+++ Data shown +++

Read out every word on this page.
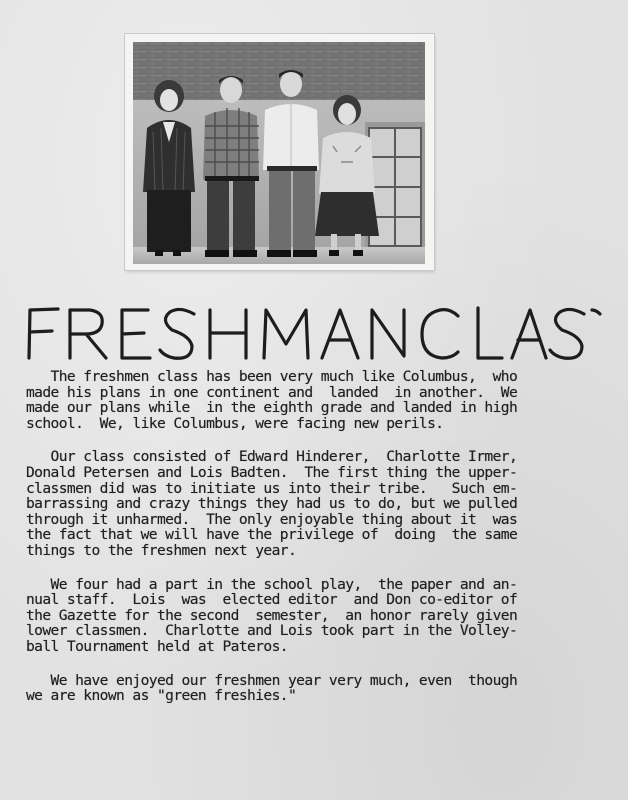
The freshmen class has been very much like Columbus,  who
made his plans in one continent and  landed  in another.  We
made our plans while  in the eighth grade and landed in high
school.  We, like Columbus, were facing new perils.
Our class consisted of Edward Hinderer,  Charlotte Irmer,
Donald Petersen and Lois Badten.  The first thing the upper-
classmen did was to initiate us into their tribe.   Such em-
barrassing and crazy things they had us to do, but we pulled
through it unharmed.  The only enjoyable thing about it  was
the fact that we will have the privilege of  doing  the same
things to the freshmen next year.
We four had a part in the school play,  the paper and an-
nual staff.  Lois  was  elected editor  and Don co-editor of
the Gazette for the second  semester,  an honor rarely given
lower classmen.  Charlotte and Lois took part in the Volley-
ball Tournament held at Pateros.
We have enjoyed our freshmen year very much, even  though
we are known as "green freshies."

+++

- **Your objective**
Output the records above exactly as they are, leaving out the pictures.

- **Answer for this exercise**
Read out every word on this page.
The freshmen class has been very much like Columbus,  who
made his plans in one continent and  landed  in another.  We
made our plans while  in the eighth grade and landed in high
school.  We, like Columbus, were facing new perils.
Our class consisted of Edward Hinderer,  Charlotte Irmer,
Donald Petersen and Lois Badten.  The first thing the upper-
classmen did was to initiate us into their tribe.   Such em-
barrassing and crazy things they had us to do, but we pulled
through it unharmed.  The only enjoyable thing about it  was
the fact that we will have the privilege of  doing  the same
things to the freshmen next year.
We four had a part in the school play,  the paper and an-
nual staff.  Lois  was  elected editor  and Don co-editor of
the Gazette for the second  semester,  an honor rarely given
lower classmen.  Charlotte and Lois took part in the Volley-
ball Tournament held at Pateros.
We have enjoyed our freshmen year very much, even  though
we are known as "green freshies."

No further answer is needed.